Return the whole listing exactly as it stands.

(Figure collection entries)

━━━━

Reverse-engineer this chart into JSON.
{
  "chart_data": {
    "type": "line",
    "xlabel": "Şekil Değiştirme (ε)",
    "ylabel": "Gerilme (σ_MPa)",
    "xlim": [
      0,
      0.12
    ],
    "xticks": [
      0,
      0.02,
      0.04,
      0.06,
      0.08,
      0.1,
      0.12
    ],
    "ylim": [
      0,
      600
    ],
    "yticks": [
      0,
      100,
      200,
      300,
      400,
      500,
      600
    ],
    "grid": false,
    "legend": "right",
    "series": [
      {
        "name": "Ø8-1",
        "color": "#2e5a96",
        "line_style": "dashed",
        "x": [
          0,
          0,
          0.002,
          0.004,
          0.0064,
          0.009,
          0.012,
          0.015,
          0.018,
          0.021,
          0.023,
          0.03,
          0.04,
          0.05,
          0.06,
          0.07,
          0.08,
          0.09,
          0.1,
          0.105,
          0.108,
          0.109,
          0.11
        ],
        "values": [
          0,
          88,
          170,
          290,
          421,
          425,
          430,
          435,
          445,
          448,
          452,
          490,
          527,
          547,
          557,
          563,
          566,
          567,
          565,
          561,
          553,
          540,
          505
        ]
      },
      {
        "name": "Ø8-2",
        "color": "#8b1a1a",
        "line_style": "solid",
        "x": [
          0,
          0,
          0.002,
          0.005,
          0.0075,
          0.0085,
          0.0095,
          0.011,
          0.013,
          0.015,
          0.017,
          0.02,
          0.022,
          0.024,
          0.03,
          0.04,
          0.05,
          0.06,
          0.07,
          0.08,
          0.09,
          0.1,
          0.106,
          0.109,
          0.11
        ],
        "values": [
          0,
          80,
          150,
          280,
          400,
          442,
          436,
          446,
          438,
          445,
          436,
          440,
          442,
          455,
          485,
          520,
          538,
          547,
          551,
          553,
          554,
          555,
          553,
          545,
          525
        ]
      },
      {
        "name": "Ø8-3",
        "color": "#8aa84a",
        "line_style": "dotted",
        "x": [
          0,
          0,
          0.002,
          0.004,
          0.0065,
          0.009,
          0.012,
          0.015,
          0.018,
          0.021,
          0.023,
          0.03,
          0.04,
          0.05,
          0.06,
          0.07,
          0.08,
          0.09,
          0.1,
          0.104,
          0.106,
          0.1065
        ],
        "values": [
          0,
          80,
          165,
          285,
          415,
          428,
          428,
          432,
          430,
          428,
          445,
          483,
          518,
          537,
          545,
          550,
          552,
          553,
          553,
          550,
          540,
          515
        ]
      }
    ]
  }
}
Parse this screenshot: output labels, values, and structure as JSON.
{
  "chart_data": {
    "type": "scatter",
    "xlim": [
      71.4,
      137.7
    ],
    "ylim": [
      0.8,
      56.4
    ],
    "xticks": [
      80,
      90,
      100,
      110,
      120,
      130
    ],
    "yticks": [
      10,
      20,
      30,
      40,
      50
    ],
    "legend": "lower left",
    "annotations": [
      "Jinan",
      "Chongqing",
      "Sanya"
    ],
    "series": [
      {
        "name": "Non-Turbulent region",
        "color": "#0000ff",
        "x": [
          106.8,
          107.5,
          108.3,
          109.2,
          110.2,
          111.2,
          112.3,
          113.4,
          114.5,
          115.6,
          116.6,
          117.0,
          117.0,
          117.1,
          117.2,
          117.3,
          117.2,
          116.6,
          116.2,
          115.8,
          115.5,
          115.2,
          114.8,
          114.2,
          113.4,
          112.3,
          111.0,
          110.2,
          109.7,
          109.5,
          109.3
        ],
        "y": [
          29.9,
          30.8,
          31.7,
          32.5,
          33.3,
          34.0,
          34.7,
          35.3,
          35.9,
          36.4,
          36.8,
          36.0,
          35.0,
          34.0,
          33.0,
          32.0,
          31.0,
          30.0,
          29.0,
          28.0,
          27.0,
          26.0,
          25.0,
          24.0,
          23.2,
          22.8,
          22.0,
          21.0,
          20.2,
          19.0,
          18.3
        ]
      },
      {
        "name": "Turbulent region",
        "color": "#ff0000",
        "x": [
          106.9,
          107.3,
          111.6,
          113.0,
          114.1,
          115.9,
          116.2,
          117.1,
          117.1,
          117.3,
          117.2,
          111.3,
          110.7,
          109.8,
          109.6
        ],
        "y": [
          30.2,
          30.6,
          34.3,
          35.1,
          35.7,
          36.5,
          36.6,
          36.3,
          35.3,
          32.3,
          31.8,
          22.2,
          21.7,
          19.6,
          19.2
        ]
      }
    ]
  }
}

━━━━

== Complete answer ==
Reverse-engineer this chart into JSON.
{
  "chart_data": {
    "type": "line",
    "xlabel": "Şekil Değiştirme (ε)",
    "ylabel": "Gerilme (σ_MPa)",
    "xlim": [
      0,
      0.12
    ],
    "xticks": [
      0,
      0.02,
      0.04,
      0.06,
      0.08,
      0.1,
      0.12
    ],
    "ylim": [
      0,
      600
    ],
    "yticks": [
      0,
      100,
      200,
      300,
      400,
      500,
      600
    ],
    "grid": false,
    "legend": "right",
    "series": [
      {
        "name": "Ø8-1",
        "color": "#2e5a96",
        "line_style": "dashed",
        "x": [
          0,
          0,
          0.002,
          0.004,
          0.0064,
          0.009,
          0.012,
          0.015,
          0.018,
          0.021,
          0.023,
          0.03,
          0.04,
          0.05,
          0.06,
          0.07,
          0.08,
          0.09,
          0.1,
          0.105,
          0.108,
          0.109,
          0.11
        ],
        "values": [
          0,
          88,
          170,
          290,
          421,
          425,
          430,
          435,
          445,
          448,
          452,
          490,
          527,
          547,
          557,
          563,
          566,
          567,
          565,
          561,
          553,
          540,
          505
        ]
      },
      {
        "name": "Ø8-2",
        "color": "#8b1a1a",
        "line_style": "solid",
        "x": [
          0,
          0,
          0.002,
          0.005,
          0.0075,
          0.0085,
          0.0095,
          0.011,
          0.013,
          0.015,
          0.017,
          0.02,
          0.022,
          0.024,
          0.03,
          0.04,
          0.05,
          0.06,
          0.07,
          0.08,
          0.09,
          0.1,
          0.106,
          0.109,
          0.11
        ],
        "values": [
          0,
          80,
          150,
          280,
          400,
          442,
          436,
          446,
          438,
          445,
          436,
          440,
          442,
          455,
          485,
          520,
          538,
          547,
          551,
          553,
          554,
          555,
          553,
          545,
          525
        ]
      },
      {
        "name": "Ø8-3",
        "color": "#8aa84a",
        "line_style": "dotted",
        "x": [
          0,
          0,
          0.002,
          0.004,
          0.0065,
          0.009,
          0.012,
          0.015,
          0.018,
          0.021,
          0.023,
          0.03,
          0.04,
          0.05,
          0.06,
          0.07,
          0.08,
          0.09,
          0.1,
          0.104,
          0.106,
          0.1065
        ],
        "values": [
          0,
          80,
          165,
          285,
          415,
          428,
          428,
          432,
          430,
          428,
          445,
          483,
          518,
          537,
          545,
          550,
          552,
          553,
          553,
          550,
          540,
          515
        ]
      }
    ]
  }
}
Parse this screenshot: output labels, values, and structure as JSON.
{
  "chart_data": {
    "type": "scatter",
    "xlim": [
      71.4,
      137.7
    ],
    "ylim": [
      0.8,
      56.4
    ],
    "xticks": [
      80,
      90,
      100,
      110,
      120,
      130
    ],
    "yticks": [
      10,
      20,
      30,
      40,
      50
    ],
    "legend": "lower left",
    "annotations": [
      "Jinan",
      "Chongqing",
      "Sanya"
    ],
    "series": [
      {
        "name": "Non-Turbulent region",
        "color": "#0000ff",
        "x": [
          106.8,
          107.5,
          108.3,
          109.2,
          110.2,
          111.2,
          112.3,
          113.4,
          114.5,
          115.6,
          116.6,
          117.0,
          117.0,
          117.1,
          117.2,
          117.3,
          117.2,
          116.6,
          116.2,
          115.8,
          115.5,
          115.2,
          114.8,
          114.2,
          113.4,
          112.3,
          111.0,
          110.2,
          109.7,
          109.5,
          109.3
        ],
        "y": [
          29.9,
          30.8,
          31.7,
          32.5,
          33.3,
          34.0,
          34.7,
          35.3,
          35.9,
          36.4,
          36.8,
          36.0,
          35.0,
          34.0,
          33.0,
          32.0,
          31.0,
          30.0,
          29.0,
          28.0,
          27.0,
          26.0,
          25.0,
          24.0,
          23.2,
          22.8,
          22.0,
          21.0,
          20.2,
          19.0,
          18.3
        ]
      },
      {
        "name": "Turbulent region",
        "color": "#ff0000",
        "x": [
          106.9,
          107.3,
          111.6,
          113.0,
          114.1,
          115.9,
          116.2,
          117.1,
          117.1,
          117.3,
          117.2,
          111.3,
          110.7,
          109.8,
          109.6
        ],
        "y": [
          30.2,
          30.6,
          34.3,
          35.1,
          35.7,
          36.5,
          36.6,
          36.3,
          35.3,
          32.3,
          31.8,
          22.2,
          21.7,
          19.6,
          19.2
        ]
      }
    ]
  }
}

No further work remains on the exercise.